## TÂCHE DEMANDÉE 1
D'après le texte sur Bergson et Saraïlieff, pendant quelle période Saraïlieff se trouve-t-il entièrement sous l'influence de son maître ?
## TÂCHE DEMANDÉE 2
Transcrivez le passage du texte sur Bergson et Saraïlieff compris entre « BERGSON DANS LA » et « Bergson /Bankov, A, 1945/. », ces deux segments inclus.
## TÂCHE DEMANDÉE 3
Reprenez la rédaction du texte sur Bergson et Saraïlieff immédiatement après sa dernière phrase.

## PASSAGE CITÉ

□ □ □

BERGSON DANS LA PHILOSOPHIE ET LES ARCHIVES DU PROF. SARAÏLIEFF

 

Iassen Zahariev

„Traduction en française : Radosveta Krastanova”

 

Au début u XXème siècle l’influence et l’autorité d’Henri Bergson se font sentir assez fort en Bulgarie. Nombre de philosophes bulgares de cette époque sont attirés par les idées bergsonniennes et contribuent à leur diffusion. Il est à noter qu’en 1941, l’un des premiers historiens de la philosophie en Bulgarie écrit un ouvrage réflétant ce processus intitulé “Le bergsonnisme en Bulgarie”. Il est important à souligner par ailleurs que cet ouvrage - l’un des premiers ouvrages d’historiographie philosophique en Bulgarie -  est consacré notamment aux adeptes de Bergson /Bankov, A, 1945/.

 

Ivan Saraïlieff est incontestablement le plus éminenent et le plus influent des adeptes bulgares de la philosophie bergsonnienne. Etudiant en philosophie à Paris, le futur professeur Saraïlieff jouit de la rare possibilité d’écouter les conférences du philosophe français; ainsi pendant la période 1906-1908 il se trouve entièrement sous l’influence de son maître. Toutefois, pendant les années suivantes cette influence diminuera progressivement au fur et à mesure que l’intérêt de Saraïlieff pour le pragmatisme américain prendra le relais du bergsonnisme. Le rôle de Bergson est pourtant d’une importance primordiale pour la formation des idées philosophiques de Saraïlieff bien que – pourvues de toute clarté et précision théoriques - ses idées puissent généralement être qualifiées d’éclectiques. La philosophie bergsonnienne et le pragmatisme représentent les points cardinaux dans cet ensemble éclectique, ce qui pourra être illustré par un problème philosophique qui fait l’un des leitmotive tout au long de l’oeuvre de Saraïlieff -  la différence entre l’intelligence, l’intuition et l’instinct.

□ □ □

## LIGNES FOURNIES
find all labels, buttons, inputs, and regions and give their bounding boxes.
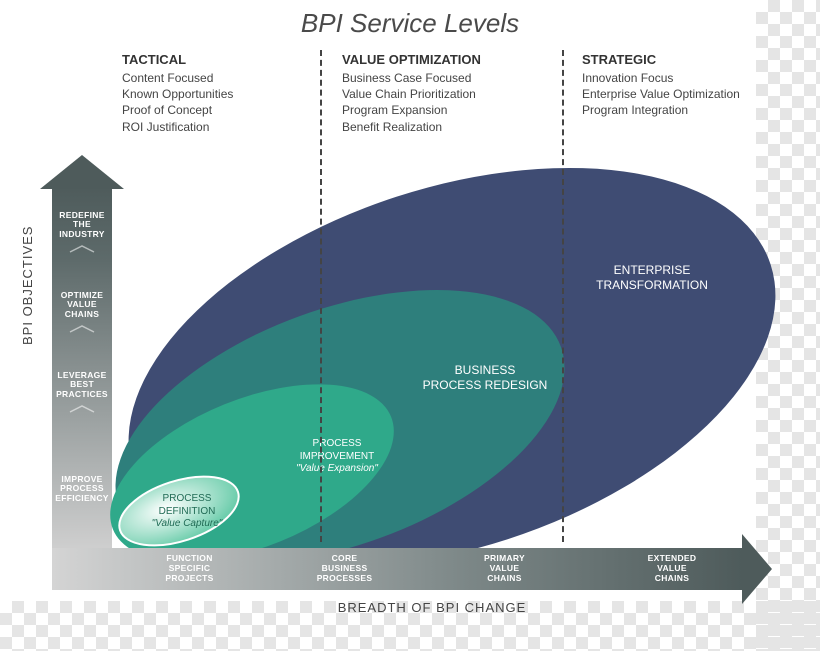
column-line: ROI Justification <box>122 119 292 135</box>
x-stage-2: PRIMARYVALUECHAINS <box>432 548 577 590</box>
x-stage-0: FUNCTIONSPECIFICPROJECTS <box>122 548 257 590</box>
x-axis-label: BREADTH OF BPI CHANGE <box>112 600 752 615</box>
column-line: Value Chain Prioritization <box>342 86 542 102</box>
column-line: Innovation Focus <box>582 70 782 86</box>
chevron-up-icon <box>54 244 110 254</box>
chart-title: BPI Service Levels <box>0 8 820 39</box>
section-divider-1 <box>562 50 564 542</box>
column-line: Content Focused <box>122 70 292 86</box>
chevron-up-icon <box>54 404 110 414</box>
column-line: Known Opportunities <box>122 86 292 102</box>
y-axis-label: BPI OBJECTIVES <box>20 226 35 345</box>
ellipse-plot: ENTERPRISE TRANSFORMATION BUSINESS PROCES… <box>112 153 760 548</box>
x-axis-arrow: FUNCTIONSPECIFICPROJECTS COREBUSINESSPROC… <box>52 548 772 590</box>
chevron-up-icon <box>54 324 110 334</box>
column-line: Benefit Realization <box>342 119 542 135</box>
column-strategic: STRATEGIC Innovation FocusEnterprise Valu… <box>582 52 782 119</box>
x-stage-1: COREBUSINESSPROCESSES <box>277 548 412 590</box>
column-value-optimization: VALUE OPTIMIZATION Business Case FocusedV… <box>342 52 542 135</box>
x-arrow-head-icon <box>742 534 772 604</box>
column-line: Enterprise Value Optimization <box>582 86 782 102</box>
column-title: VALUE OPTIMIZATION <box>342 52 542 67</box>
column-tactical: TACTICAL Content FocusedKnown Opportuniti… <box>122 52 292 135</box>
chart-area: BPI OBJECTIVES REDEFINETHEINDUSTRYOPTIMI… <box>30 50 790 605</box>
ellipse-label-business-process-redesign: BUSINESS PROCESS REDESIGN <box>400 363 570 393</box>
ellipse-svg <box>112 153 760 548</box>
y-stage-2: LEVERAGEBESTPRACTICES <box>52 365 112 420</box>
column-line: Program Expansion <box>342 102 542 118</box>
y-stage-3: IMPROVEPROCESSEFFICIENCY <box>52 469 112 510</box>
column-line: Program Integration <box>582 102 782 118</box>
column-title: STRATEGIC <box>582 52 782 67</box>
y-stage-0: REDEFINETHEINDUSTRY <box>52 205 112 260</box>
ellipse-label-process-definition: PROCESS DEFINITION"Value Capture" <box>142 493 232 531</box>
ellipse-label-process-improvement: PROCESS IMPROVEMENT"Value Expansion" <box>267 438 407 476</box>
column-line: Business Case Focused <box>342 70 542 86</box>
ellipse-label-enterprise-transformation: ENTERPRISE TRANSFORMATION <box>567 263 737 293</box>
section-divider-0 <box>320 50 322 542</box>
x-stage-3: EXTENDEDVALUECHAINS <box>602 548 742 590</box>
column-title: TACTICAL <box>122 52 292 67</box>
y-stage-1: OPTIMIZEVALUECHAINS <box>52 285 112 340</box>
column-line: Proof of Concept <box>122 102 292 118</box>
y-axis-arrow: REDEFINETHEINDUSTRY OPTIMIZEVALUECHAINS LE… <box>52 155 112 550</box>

□ □ □

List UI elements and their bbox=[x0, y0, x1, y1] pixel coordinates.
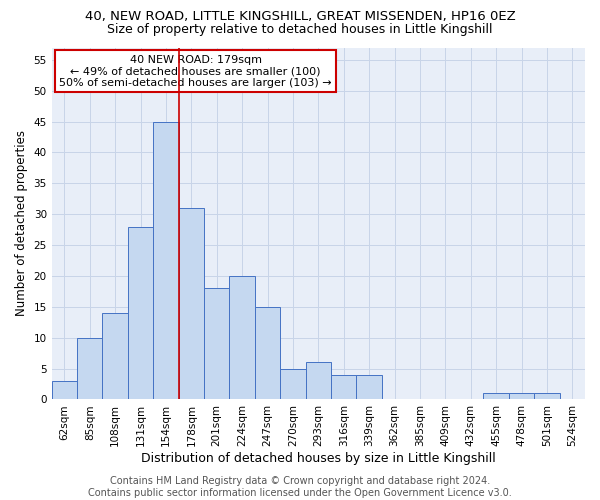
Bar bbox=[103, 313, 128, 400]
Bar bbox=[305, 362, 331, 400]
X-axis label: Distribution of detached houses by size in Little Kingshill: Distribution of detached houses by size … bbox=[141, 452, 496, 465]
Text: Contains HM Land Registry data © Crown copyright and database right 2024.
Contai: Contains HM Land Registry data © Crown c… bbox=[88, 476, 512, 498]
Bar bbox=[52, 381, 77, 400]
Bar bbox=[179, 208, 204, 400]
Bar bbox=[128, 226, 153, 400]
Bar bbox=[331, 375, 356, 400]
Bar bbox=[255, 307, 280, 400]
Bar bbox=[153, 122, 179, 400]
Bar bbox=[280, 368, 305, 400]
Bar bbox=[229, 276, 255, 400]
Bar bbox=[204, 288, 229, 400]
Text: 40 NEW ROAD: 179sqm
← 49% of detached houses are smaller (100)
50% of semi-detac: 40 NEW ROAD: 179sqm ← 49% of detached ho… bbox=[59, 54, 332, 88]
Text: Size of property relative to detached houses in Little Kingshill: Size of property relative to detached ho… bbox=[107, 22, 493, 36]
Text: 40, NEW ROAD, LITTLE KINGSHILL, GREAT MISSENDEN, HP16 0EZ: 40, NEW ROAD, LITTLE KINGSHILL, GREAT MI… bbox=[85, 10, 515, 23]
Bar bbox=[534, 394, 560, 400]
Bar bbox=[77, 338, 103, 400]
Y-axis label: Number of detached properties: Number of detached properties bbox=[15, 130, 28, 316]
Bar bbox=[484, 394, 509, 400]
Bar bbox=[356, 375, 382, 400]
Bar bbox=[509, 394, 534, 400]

□ □ □

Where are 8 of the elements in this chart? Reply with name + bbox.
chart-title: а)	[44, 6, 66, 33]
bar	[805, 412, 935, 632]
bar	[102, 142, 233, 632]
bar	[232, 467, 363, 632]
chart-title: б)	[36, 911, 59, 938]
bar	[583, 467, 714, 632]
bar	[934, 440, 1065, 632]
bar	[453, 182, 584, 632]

□ □ □

## RÉPONSE ATTENDUE 1
De 1906 à 1908.

## RÉPONSE ATTENDUE 2
BERGSON DANS LA PHILOSOPHIE ET LES ARCHIVES DU PROF. SARAÏLIEFF

 

Iassen Zahariev

„Traduction en française : Radosveta Krastanova”

 

Au début u XXème siècle l’influence et l’autorité d’Henri Bergson se font sentir assez fort en Bulgarie. Nombre de philosophes bulgares de cette époque sont attirés par les idées bergsonniennes et contribuent à leur diffusion. Il est à noter qu’en 1941, l’un des premiers historiens de la philosophie en Bulgarie écrit un ouvrage réflétant ce processus intitulé “Le bergsonnisme en Bulgarie”. Il est important à souligner par ailleurs que cet ouvrage - l’un des premiers ouvrages d’historiographie philosophique en Bulgarie -  est consacré notamment aux adeptes de Bergson /Bankov, A, 1945/.

## RÉPONSE ATTENDUE 3
Saraïlieff considère que l’intelligence et l’intution sont deux facultés cognitives distinctes dont la portée et la mise en pratique sont différentes. Il est intéressant de noter qu’alors que chez Bergson l’intuition prétend à englober les choses dans leur “durée”, complémentarité et plénitude, chez Saraïlieff cette prétention est absente. C’est bizarre, étant donné que il reconnaît et valorise cette faculté de l’esprit mais tout en lui ôtant sa qualité essentielle – pénétrer et transperser le flux changeant des phénomènes naturels. L’intuition, d’après lui, servirait plutôt à établir les bases axiomatiques de départ; le fondament de la faculté du « penser philosophique » et du penser en général, ce qui rapproche son interprétation de ce concept plutôt de celle de Descartes que de celle postulée par Bergson. Il est à noter également qu’une partie des ouvrages tardifs du philosophe bulgare dont les réminiscences se font sentir dans son “Journal” /Saraïlieff, 2005/ réflètent des préoccupations de la même nature – comment distinguer l’intelligence et l’intuition.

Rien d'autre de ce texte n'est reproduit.